■ Objective
Repeat the lines that follow, leaving nothing out.

########################################

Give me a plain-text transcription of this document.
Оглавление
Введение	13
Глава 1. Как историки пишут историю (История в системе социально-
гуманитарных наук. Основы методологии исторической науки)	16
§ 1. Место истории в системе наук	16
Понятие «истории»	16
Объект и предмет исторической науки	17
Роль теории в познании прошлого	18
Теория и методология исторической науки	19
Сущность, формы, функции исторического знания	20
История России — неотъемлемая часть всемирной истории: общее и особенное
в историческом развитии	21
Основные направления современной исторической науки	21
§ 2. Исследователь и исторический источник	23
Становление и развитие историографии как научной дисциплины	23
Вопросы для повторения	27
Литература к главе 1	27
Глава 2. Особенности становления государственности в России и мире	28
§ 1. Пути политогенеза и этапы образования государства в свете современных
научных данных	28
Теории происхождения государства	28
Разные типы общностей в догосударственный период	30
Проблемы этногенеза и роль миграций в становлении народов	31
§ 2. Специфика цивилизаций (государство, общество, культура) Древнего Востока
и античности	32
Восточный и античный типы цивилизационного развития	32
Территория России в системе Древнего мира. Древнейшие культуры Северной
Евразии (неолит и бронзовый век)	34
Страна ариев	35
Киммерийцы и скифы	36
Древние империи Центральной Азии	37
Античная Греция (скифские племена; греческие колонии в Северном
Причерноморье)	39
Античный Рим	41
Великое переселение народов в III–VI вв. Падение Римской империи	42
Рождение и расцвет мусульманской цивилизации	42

########################################

■ Solution to this task
Give me a plain-text transcription of this document.
Оглавление
Введение	13
Глава 1. Как историки пишут историю (История в системе социально-
гуманитарных наук. Основы методологии исторической науки)	16
§ 1. Место истории в системе наук	16
Понятие «истории»	16
Объект и предмет исторической науки	17
Роль теории в познании прошлого	18
Теория и методология исторической науки	19
Сущность, формы, функции исторического знания	20
История России — неотъемлемая часть всемирной истории: общее и особенное
в историческом развитии	21
Основные направления современной исторической науки	21
§ 2. Исследователь и исторический источник	23
Становление и развитие историографии как научной дисциплины	23
Вопросы для повторения	27
Литература к главе 1	27
Глава 2. Особенности становления государственности в России и мире	28
§ 1. Пути политогенеза и этапы образования государства в свете современных
научных данных	28
Теории происхождения государства	28
Разные типы общностей в догосударственный период	30
Проблемы этногенеза и роль миграций в становлении народов	31
§ 2. Специфика цивилизаций (государство, общество, культура) Древнего Востока
и античности	32
Восточный и античный типы цивилизационного развития	32
Территория России в системе Древнего мира. Древнейшие культуры Северной
Евразии (неолит и бронзовый век)	34
Страна ариев	35
Киммерийцы и скифы	36
Древние империи Центральной Азии	37
Античная Греция (скифские племена; греческие колонии в Северном
Причерноморье)	39
Античный Рим	41
Великое переселение народов в III–VI вв. Падение Римской империи	42
Рождение и расцвет мусульманской цивилизации	42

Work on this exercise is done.